# Given problem
Find the lines containing the word "extraordinarias" and copy every one of them.

start Data provided

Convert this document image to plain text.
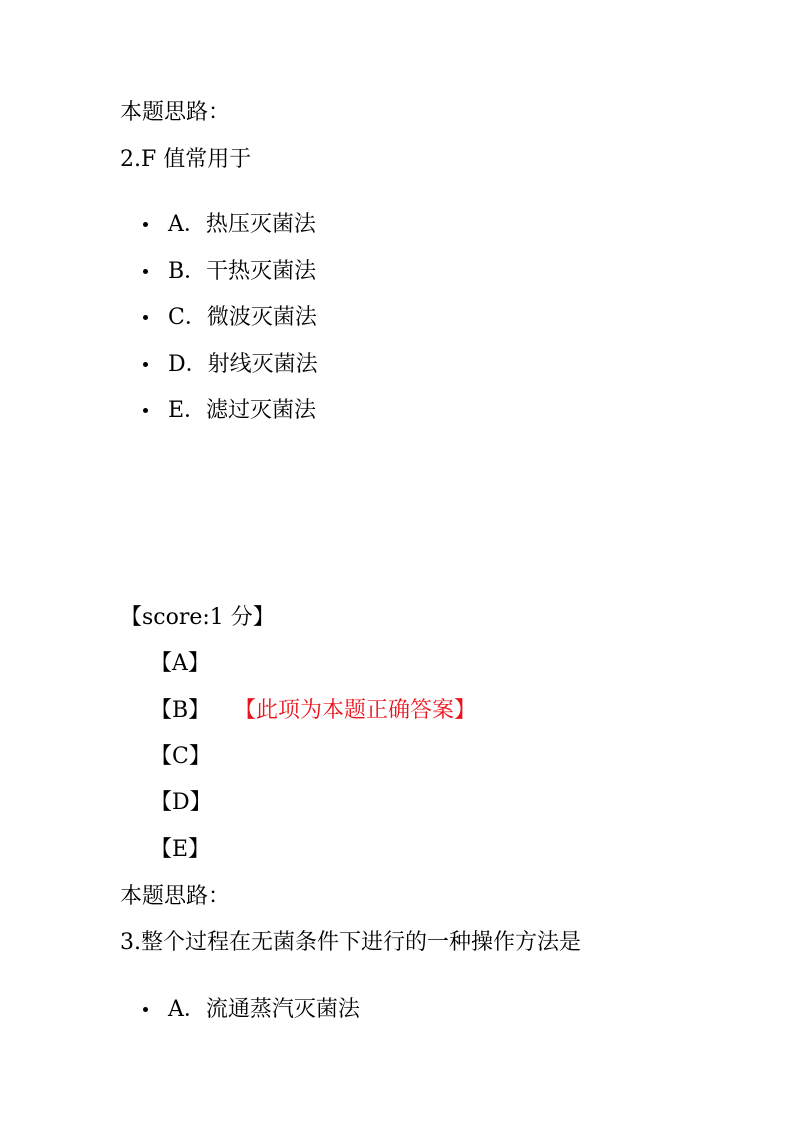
本题思路：
2.F 值常用于
A．热压灭菌法
B．干热灭菌法
C．微波灭菌法
D．射线灭菌法
E．滤过灭菌法
【score:1 分】
【A】
【B】 【此项为本题正确答案】
【C】
【D】
【E】
本题思路：
3.整个过程在无菌条件下进行的一种操作方法是
A．流通蒸汽灭菌法
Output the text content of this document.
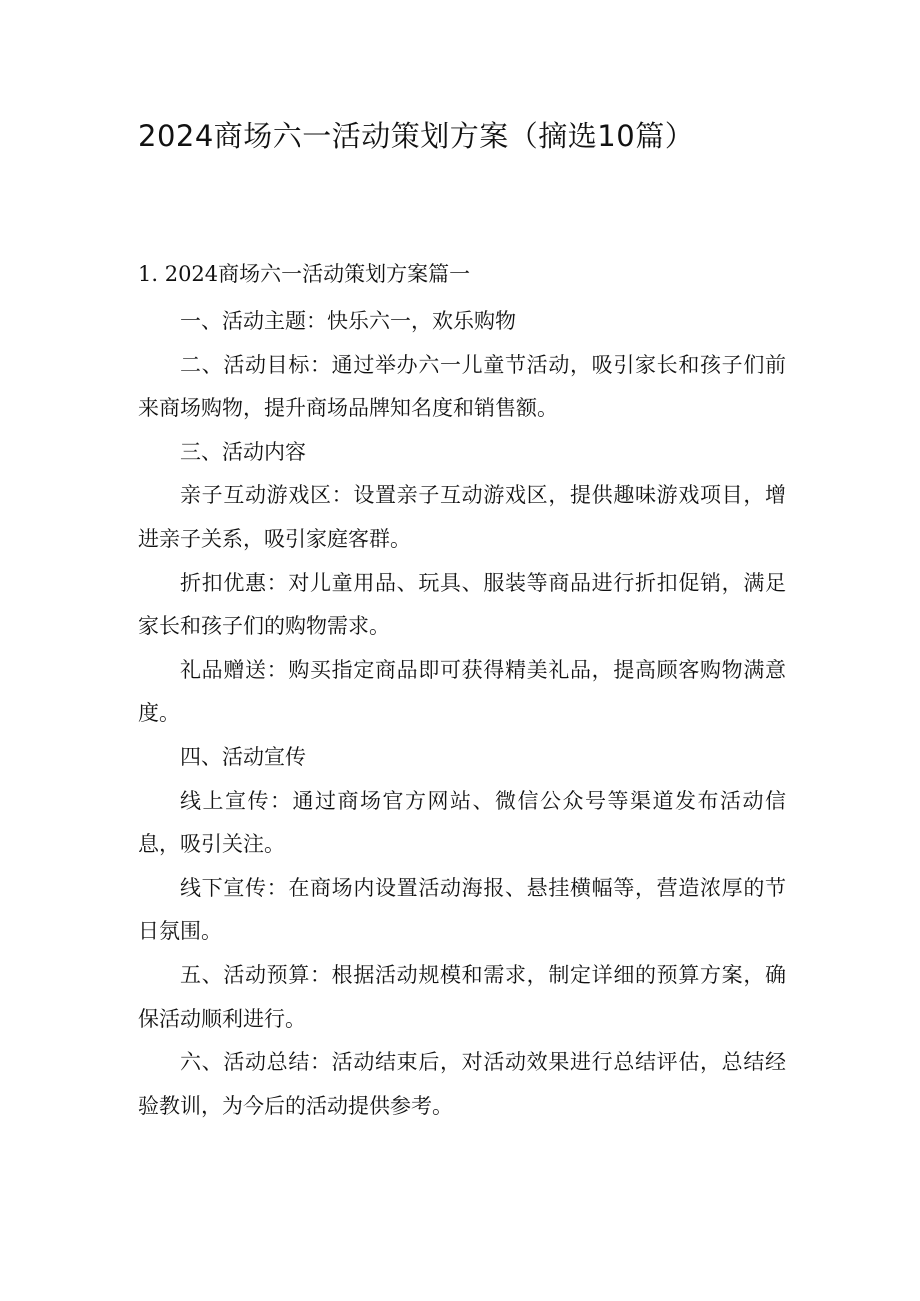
2024商场六一活动策划方案（摘选10篇）
1. 2024商场六一活动策划方案篇一

一、活动主题：快乐六一，欢乐购物

二、活动目标：通过举办六一儿童节活动，吸引家长和孩子们前来商场购物，提升商场品牌知名度和销售额。

三、活动内容

亲子互动游戏区：设置亲子互动游戏区，提供趣味游戏项目，增进亲子关系，吸引家庭客群。

折扣优惠：对儿童用品、玩具、服装等商品进行折扣促销，满足家长和孩子们的购物需求。

礼品赠送：购买指定商品即可获得精美礼品，提高顾客购物满意度。

四、活动宣传

线上宣传：通过商场官方网站、微信公众号等渠道发布活动信息，吸引关注。

线下宣传：在商场内设置活动海报、悬挂横幅等，营造浓厚的节日氛围。

五、活动预算：根据活动规模和需求，制定详细的预算方案，确保活动顺利进行。

六、活动总结：活动结束后，对活动效果进行总结评估，总结经验教训，为今后的活动提供参考。
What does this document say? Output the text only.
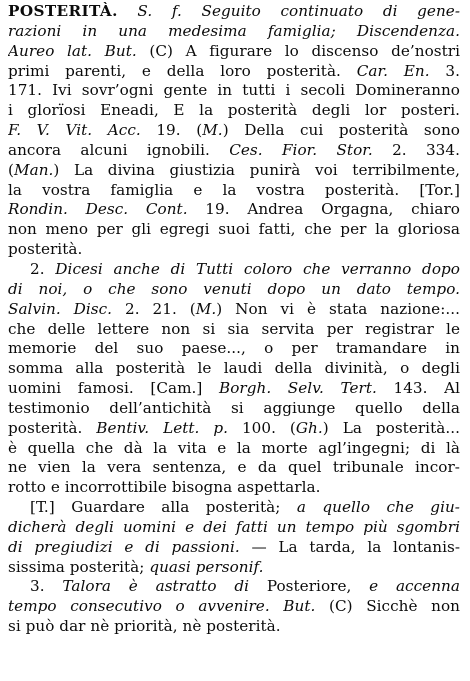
POSTERITÀ. S. f. Seguito continuato di gene-
razioni in una medesima famiglia; Discendenza.
Aureo lat. But. (C) A figurare lo discenso de’nostri
primi parenti, e della loro posterità. Car. En. 3.
171. Ivi sovr’ogni gente in tutti i secoli Domineranno
i glorïosi Eneadi, E la posterità degli lor posteri.
F. V. Vit. Acc. 19. (M.) Della cui posterità sono
ancora alcuni ignobili. Ces. Fior. Stor. 2. 334.
(Man.) La divina giustizia punirà voi terribilmente,
la vostra famiglia e la vostra posterità. [Tor.]
Rondin. Desc. Cont. 19. Andrea Orgagna, chiaro
non meno per gli egregi suoi fatti, che per la gloriosa
posterità.
2. Dicesi anche di Tutti coloro che verranno dopo
di noi, o che sono venuti dopo un dato tempo.
Salvin. Disc. 2. 21. (M.) Non vi è stata nazione:...
che delle lettere non si sia servita per registrar le
memorie del suo paese..., o per tramandare in
somma alla posterità le laudi della divinità, o degli
uomini famosi. [Cam.] Borgh. Selv. Tert. 143. Al
testimonio dell’antichità si aggiunge quello della
posterità. Bentiv. Lett. p. 100. (Gh.) La posterità...
è quella che dà la vita e la morte agl’ingegni; di là
ne vien la vera sentenza, e da quel tribunale incor-
rotto e incorrottibile bisogna aspettarla.
[T.] Guardare alla posterità; a quello che giu-
dicherà degli uomini e dei fatti un tempo più sgombri
di pregiudizi e di passioni. — La tarda, la lontanis-
sissima posterità; quasi personif.
3. Talora è astratto di Posteriore, e accenna
tempo consecutivo o avvenire. But. (C) Sicchè non
si può dar nè priorità, nè posterità.
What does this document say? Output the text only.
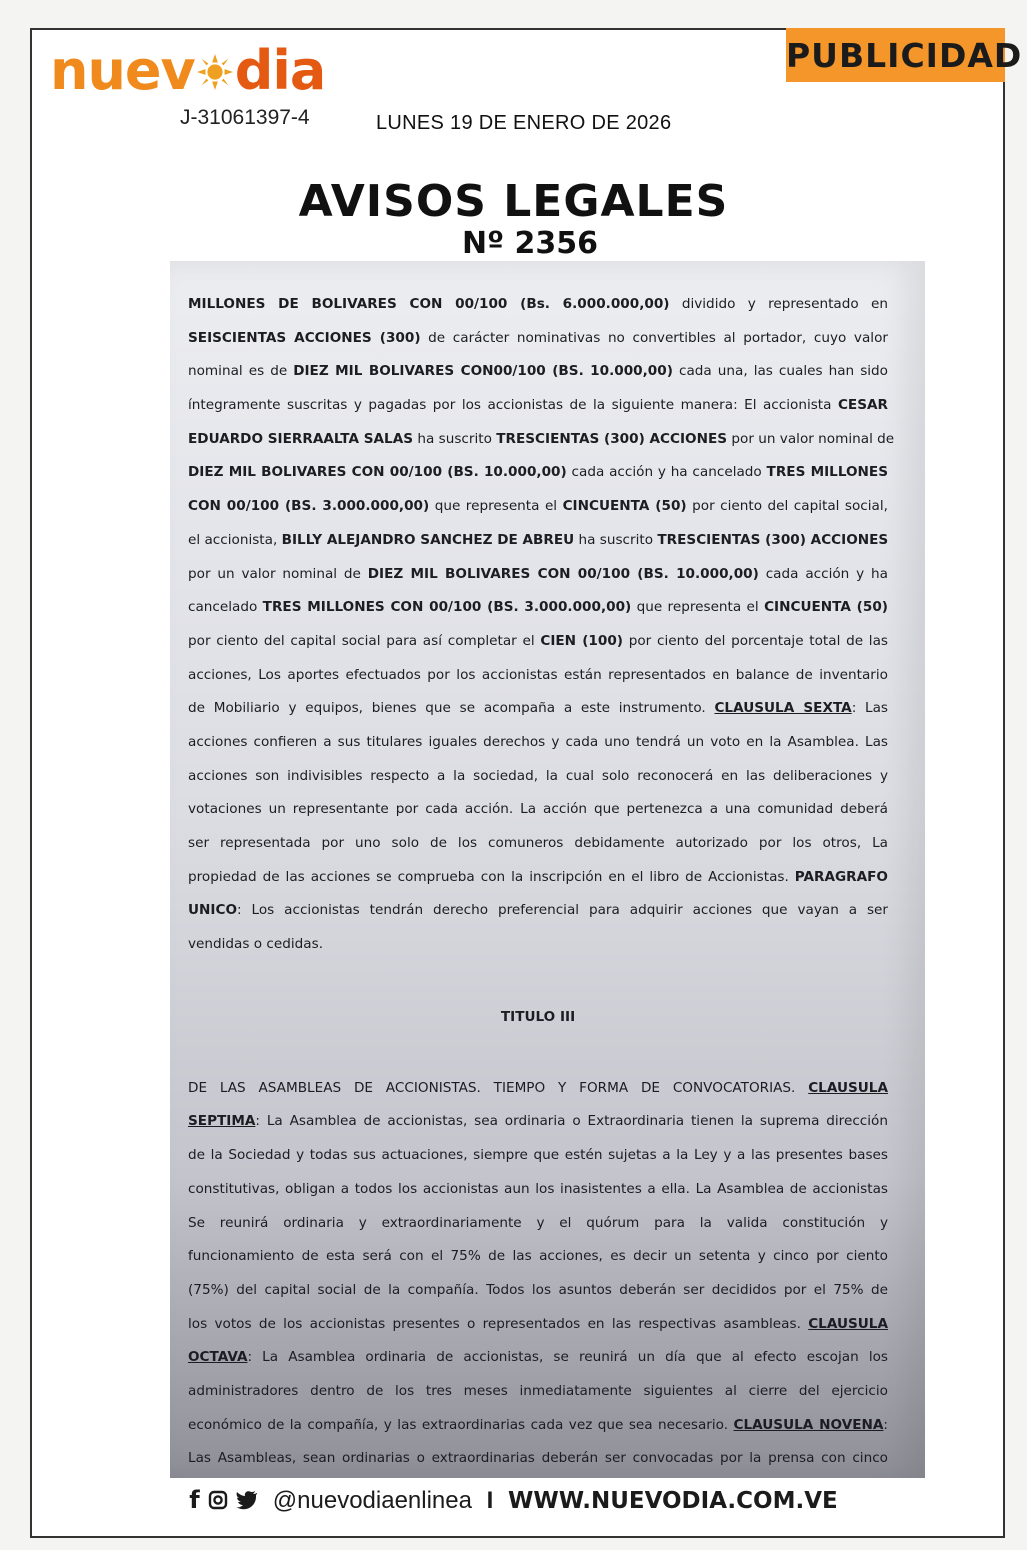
nuev dia
J-31061397-4	LUNES 19 DE ENERO DE 2026
PUBLICIDAD
AVISOS LEGALES
Nº 2356
MILLONES DE BOLIVARES CON 00/100 (Bs. 6.000.000,00) dividido y representado en
SEISCIENTAS ACCIONES (300) de carácter nominativas no convertibles al portador, cuyo valor
nominal es de DIEZ MIL BOLIVARES CON00/100 (BS. 10.000,00) cada una, las cuales han sido
íntegramente suscritas y pagadas por los accionistas de la siguiente manera: El accionista CESAR
EDUARDO SIERRAALTA SALAS ha suscrito TRESCIENTAS (300) ACCIONES por un valor nominal de
DIEZ MIL BOLIVARES CON 00/100 (BS. 10.000,00) cada acción y ha cancelado TRES MILLONES
CON 00/100 (BS. 3.000.000,00) que representa el CINCUENTA (50) por ciento del capital social,
el accionista, BILLY ALEJANDRO SANCHEZ DE ABREU ha suscrito TRESCIENTAS (300) ACCIONES
por un valor nominal de DIEZ MIL BOLIVARES CON 00/100 (BS. 10.000,00) cada acción y ha
cancelado TRES MILLONES CON 00/100 (BS. 3.000.000,00) que representa el CINCUENTA (50)
por ciento del capital social para así completar el CIEN (100) por ciento del porcentaje total de las
acciones, Los aportes efectuados por los accionistas están representados en balance de inventario
de Mobiliario y equipos, bienes que se acompaña a este instrumento. CLAUSULA SEXTA: Las
acciones confieren a sus titulares iguales derechos y cada uno tendrá un voto en la Asamblea. Las
acciones son indivisibles respecto a la sociedad, la cual solo reconocerá en las deliberaciones y
votaciones un representante por cada acción. La acción que pertenezca a una comunidad deberá
ser representada por uno solo de los comuneros debidamente autorizado por los otros, La
propiedad de las acciones se comprueba con la inscripción en el libro de Accionistas. PARAGRAFO
UNICO: Los accionistas tendrán derecho preferencial para adquirir acciones que vayan a ser
vendidas o cedidas.
TITULO III
DE LAS ASAMBLEAS DE ACCIONISTAS. TIEMPO Y FORMA DE CONVOCATORIAS. CLAUSULA
SEPTIMA: La Asamblea de accionistas, sea ordinaria o Extraordinaria tienen la suprema dirección
de la Sociedad y todas sus actuaciones, siempre que estén sujetas a la Ley y a las presentes bases
constitutivas, obligan a todos los accionistas aun los inasistentes a ella. La Asamblea de accionistas
Se reunirá ordinaria y extraordinariamente y el quórum para la valida constitución y
funcionamiento de esta será con el 75% de las acciones, es decir un setenta y cinco por ciento
(75%) del capital social de la compañía. Todos los asuntos deberán ser decididos por el 75% de
los votos de los accionistas presentes o representados en las respectivas asambleas. CLAUSULA
OCTAVA: La Asamblea ordinaria de accionistas, se reunirá un día que al efecto escojan los
administradores dentro de los tres meses inmediatamente siguientes al cierre del ejercicio
económico de la compañía, y las extraordinarias cada vez que sea necesario. CLAUSULA NOVENA:
Las Asambleas, sean ordinarias o extraordinarias deberán ser convocadas por la prensa con cinco
f	@nuevodiaenlinea I WWW.NUEVODIA.COM.VE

end Data provided

# Worked answer
económico de la compañía, y las extraordinarias cada vez que sea necesario. CLAUSULA NOVENA:
Las Asambleas, sean ordinarias o extraordinarias deberán ser convocadas por la prensa con cinco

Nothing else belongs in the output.